- **The request**
Your job is to restate each entry word for word.

- **The records**
--
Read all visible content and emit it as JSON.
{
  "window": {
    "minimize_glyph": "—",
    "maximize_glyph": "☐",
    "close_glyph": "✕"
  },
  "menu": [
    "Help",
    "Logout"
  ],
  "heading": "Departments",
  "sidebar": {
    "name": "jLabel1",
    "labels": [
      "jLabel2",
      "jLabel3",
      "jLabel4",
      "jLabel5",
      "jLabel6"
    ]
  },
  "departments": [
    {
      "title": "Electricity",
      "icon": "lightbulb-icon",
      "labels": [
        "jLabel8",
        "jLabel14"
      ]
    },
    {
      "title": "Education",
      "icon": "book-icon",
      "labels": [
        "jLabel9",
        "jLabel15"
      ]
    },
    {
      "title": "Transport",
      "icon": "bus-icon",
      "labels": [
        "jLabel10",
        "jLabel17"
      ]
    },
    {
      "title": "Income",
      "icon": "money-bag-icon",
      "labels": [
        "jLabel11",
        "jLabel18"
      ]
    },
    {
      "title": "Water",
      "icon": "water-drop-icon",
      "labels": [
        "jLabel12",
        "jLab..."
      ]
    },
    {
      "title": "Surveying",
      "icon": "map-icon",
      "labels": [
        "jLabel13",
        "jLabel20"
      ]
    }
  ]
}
--
- **Result**
Read all visible content and emit it as JSON.
{
  "window": {
    "minimize_glyph": "—",
    "maximize_glyph": "☐",
    "close_glyph": "✕"
  },
  "menu": [
    "Help",
    "Logout"
  ],
  "heading": "Departments",
  "sidebar": {
    "name": "jLabel1",
    "labels": [
      "jLabel2",
      "jLabel3",
      "jLabel4",
      "jLabel5",
      "jLabel6"
    ]
  },
  "departments": [
    {
      "title": "Electricity",
      "icon": "lightbulb-icon",
      "labels": [
        "jLabel8",
        "jLabel14"
      ]
    },
    {
      "title": "Education",
      "icon": "book-icon",
      "labels": [
        "jLabel9",
        "jLabel15"
      ]
    },
    {
      "title": "Transport",
      "icon": "bus-icon",
      "labels": [
        "jLabel10",
        "jLabel17"
      ]
    },
    {
      "title": "Income",
      "icon": "money-bag-icon",
      "labels": [
        "jLabel11",
        "jLabel18"
      ]
    },
    {
      "title": "Water",
      "icon": "water-drop-icon",
      "labels": [
        "jLabel12",
        "jLab..."
      ]
    },
    {
      "title": "Surveying",
      "icon": "map-icon",
      "labels": [
        "jLabel13",
        "jLabel20"
      ]
    }
  ]
}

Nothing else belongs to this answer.